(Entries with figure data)
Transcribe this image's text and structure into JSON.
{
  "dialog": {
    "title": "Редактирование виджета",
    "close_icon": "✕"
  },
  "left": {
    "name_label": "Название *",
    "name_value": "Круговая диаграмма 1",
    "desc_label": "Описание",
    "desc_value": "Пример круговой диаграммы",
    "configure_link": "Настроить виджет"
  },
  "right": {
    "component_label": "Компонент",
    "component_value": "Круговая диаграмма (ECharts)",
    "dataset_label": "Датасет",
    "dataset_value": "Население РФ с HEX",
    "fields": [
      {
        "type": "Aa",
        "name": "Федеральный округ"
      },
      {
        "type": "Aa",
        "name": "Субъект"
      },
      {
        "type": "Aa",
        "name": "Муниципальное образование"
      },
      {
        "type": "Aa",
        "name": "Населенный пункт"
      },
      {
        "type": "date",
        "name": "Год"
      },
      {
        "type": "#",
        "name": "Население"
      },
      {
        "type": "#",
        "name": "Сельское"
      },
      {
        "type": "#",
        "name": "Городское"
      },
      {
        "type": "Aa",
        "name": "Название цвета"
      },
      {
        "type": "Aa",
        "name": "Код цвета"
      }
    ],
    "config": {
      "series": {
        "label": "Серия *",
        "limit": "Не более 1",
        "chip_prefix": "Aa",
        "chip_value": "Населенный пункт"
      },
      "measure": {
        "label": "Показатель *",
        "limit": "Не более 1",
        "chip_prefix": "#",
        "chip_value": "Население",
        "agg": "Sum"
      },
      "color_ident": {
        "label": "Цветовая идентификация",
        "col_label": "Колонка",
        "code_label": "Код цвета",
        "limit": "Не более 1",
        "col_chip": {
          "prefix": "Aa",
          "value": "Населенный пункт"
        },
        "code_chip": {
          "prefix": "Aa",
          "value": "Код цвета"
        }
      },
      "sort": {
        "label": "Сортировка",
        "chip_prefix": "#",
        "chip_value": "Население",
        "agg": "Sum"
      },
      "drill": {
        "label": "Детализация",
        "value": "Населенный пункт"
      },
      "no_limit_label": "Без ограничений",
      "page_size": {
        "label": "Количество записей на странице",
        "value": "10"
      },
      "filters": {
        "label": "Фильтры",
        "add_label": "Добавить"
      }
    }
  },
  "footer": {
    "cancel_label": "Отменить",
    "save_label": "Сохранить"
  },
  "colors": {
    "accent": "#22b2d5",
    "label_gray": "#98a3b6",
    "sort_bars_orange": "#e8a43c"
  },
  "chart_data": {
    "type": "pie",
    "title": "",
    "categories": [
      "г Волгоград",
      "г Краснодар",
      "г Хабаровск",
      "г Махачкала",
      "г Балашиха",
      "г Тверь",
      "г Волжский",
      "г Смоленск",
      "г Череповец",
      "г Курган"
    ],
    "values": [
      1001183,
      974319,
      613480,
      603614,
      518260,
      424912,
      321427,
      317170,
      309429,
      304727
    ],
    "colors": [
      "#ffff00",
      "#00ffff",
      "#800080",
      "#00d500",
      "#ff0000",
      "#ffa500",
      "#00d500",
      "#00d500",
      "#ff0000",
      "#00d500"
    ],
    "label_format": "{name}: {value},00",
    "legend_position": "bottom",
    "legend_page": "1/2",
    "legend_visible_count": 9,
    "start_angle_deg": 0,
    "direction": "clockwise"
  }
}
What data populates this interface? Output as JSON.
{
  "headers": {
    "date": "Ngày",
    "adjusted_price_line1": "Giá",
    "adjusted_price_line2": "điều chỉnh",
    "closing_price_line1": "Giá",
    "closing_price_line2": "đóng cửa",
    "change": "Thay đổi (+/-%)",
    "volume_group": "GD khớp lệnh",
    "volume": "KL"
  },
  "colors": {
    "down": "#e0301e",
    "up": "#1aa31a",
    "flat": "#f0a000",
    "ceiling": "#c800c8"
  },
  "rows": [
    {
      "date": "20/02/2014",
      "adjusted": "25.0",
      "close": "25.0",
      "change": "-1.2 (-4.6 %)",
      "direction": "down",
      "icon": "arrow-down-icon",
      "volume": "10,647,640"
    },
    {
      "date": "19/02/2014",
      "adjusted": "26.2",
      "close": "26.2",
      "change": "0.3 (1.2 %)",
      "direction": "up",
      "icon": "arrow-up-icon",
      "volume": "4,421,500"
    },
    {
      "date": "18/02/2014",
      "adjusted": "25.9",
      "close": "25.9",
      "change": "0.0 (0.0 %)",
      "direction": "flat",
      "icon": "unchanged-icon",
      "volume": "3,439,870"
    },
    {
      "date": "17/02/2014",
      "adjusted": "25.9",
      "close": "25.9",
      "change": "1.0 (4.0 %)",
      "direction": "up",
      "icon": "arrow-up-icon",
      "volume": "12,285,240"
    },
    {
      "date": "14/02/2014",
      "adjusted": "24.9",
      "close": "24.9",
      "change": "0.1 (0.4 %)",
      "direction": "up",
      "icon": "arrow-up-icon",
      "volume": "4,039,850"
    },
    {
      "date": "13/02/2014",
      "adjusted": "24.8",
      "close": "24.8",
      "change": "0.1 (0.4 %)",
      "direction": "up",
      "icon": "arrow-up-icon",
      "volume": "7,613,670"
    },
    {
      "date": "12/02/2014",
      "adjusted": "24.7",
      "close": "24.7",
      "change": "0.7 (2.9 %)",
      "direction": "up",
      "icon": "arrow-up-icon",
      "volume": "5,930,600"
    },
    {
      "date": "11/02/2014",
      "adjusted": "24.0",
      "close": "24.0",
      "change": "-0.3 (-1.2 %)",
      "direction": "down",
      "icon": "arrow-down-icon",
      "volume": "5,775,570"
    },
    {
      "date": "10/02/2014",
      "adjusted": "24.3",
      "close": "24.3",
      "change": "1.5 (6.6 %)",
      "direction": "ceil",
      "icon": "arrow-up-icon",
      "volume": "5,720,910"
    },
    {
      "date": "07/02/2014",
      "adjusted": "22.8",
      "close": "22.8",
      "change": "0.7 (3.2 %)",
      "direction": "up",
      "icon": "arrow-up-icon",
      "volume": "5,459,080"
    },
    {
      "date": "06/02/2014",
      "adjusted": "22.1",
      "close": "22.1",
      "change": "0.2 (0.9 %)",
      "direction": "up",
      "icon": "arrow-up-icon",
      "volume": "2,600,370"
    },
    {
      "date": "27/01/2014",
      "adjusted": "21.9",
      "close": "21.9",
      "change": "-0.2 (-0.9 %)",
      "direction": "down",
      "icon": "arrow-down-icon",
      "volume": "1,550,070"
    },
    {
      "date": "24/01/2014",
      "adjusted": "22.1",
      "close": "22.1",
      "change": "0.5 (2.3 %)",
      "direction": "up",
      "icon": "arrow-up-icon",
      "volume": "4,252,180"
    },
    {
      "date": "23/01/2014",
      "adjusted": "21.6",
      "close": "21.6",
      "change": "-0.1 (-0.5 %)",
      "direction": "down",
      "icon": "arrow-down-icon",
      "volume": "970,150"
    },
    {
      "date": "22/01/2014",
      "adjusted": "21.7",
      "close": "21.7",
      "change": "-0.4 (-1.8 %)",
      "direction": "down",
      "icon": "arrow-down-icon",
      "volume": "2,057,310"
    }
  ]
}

What the task requires: Read through the entries and copy each line in which "Население" appears.

Response for this exercise:
    "dataset_value": "Население РФ с HEX",
        "name": "Население"
        "chip_value": "Население",
        "chip_value": "Население",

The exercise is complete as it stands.